Copy all lines below containing "editing".

___ DATA FOR THIS TASK

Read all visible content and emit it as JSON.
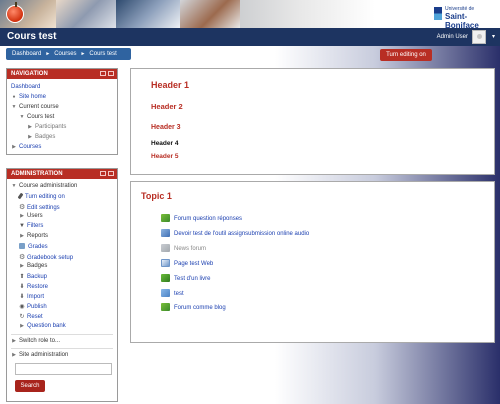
{
  "header": {
    "site_title": "Cours test",
    "brand_line1": "Université de",
    "brand_line2": "Saint-Boniface",
    "user_label": "Admin User",
    "caret": "▾"
  },
  "breadcrumb": {
    "items": [
      "Dashboard",
      "Courses",
      "Cours test"
    ],
    "separator": "►"
  },
  "toolbar": {
    "turn_editing_label": "Turn editing on"
  },
  "navigation": {
    "title": "NAVIGATION",
    "items": [
      {
        "label": "Dashboard"
      },
      {
        "label": "Site home"
      },
      {
        "label": "Current course"
      },
      {
        "label": "Cours test"
      },
      {
        "label": "Participants"
      },
      {
        "label": "Badges"
      },
      {
        "label": "Courses"
      }
    ]
  },
  "administration": {
    "title": "ADMINISTRATION",
    "items": [
      {
        "label": "Course administration"
      },
      {
        "label": "Turn editing on"
      },
      {
        "label": "Edit settings"
      },
      {
        "label": "Users"
      },
      {
        "label": "Filters"
      },
      {
        "label": "Reports"
      },
      {
        "label": "Grades"
      },
      {
        "label": "Gradebook setup"
      },
      {
        "label": "Badges"
      },
      {
        "label": "Backup"
      },
      {
        "label": "Restore"
      },
      {
        "label": "Import"
      },
      {
        "label": "Publish"
      },
      {
        "label": "Reset"
      },
      {
        "label": "Question bank"
      }
    ],
    "switch_role_label": "Switch role to...",
    "site_admin_label": "Site administration",
    "search_placeholder": "",
    "search_button_label": "Search"
  },
  "headers_panel": {
    "h1": "Header 1",
    "h2": "Header 2",
    "h3": "Header 3",
    "h4": "Header 4",
    "h5": "Header 5"
  },
  "topic": {
    "title": "Topic 1",
    "activities": [
      {
        "label": "Forum question réponses",
        "icon": "forum-icon"
      },
      {
        "label": "Devoir test de l'outil assignsubmission online audio",
        "icon": "assignment-icon"
      },
      {
        "label": "News forum",
        "icon": "forum-icon"
      },
      {
        "label": "Page test Web",
        "icon": "page-icon"
      },
      {
        "label": "Test d'un livre",
        "icon": "book-icon"
      },
      {
        "label": "test",
        "icon": "folder-icon"
      },
      {
        "label": "Forum comme blog",
        "icon": "forum-icon"
      }
    ]
  },
  "colors": {
    "accent_red": "#b82e24",
    "navy": "#1d3461",
    "breadcrumb_blue": "#2f63a0",
    "link_blue": "#1b3fb0"
  }
}
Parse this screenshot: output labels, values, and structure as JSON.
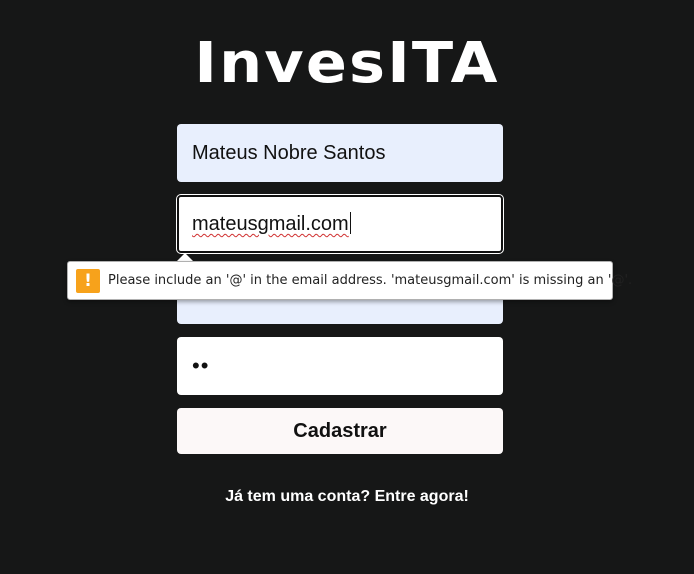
{
  "brand": {
    "logo_text": "InvesITA"
  },
  "form": {
    "name_value": "Mateus Nobre Santos",
    "email_value": "mateusgmail.com",
    "password_mask": "••",
    "submit_label": "Cadastrar"
  },
  "validation": {
    "icon": "warning-icon",
    "icon_glyph": "!",
    "message": "Please include an '@' in the email address. 'mateusgmail.com' is missing an '@'.",
    "icon_color": "#f7a21b"
  },
  "footer": {
    "login_prompt": "Já tem uma conta? Entre agora!"
  },
  "colors": {
    "background": "#161717",
    "autofill_input": "#e8effd",
    "button": "#fcf8f8"
  }
}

______

* SOLVED EXERCISE:
    "turn_editing_label": "Turn editing on"
        "label": "Turn editing on"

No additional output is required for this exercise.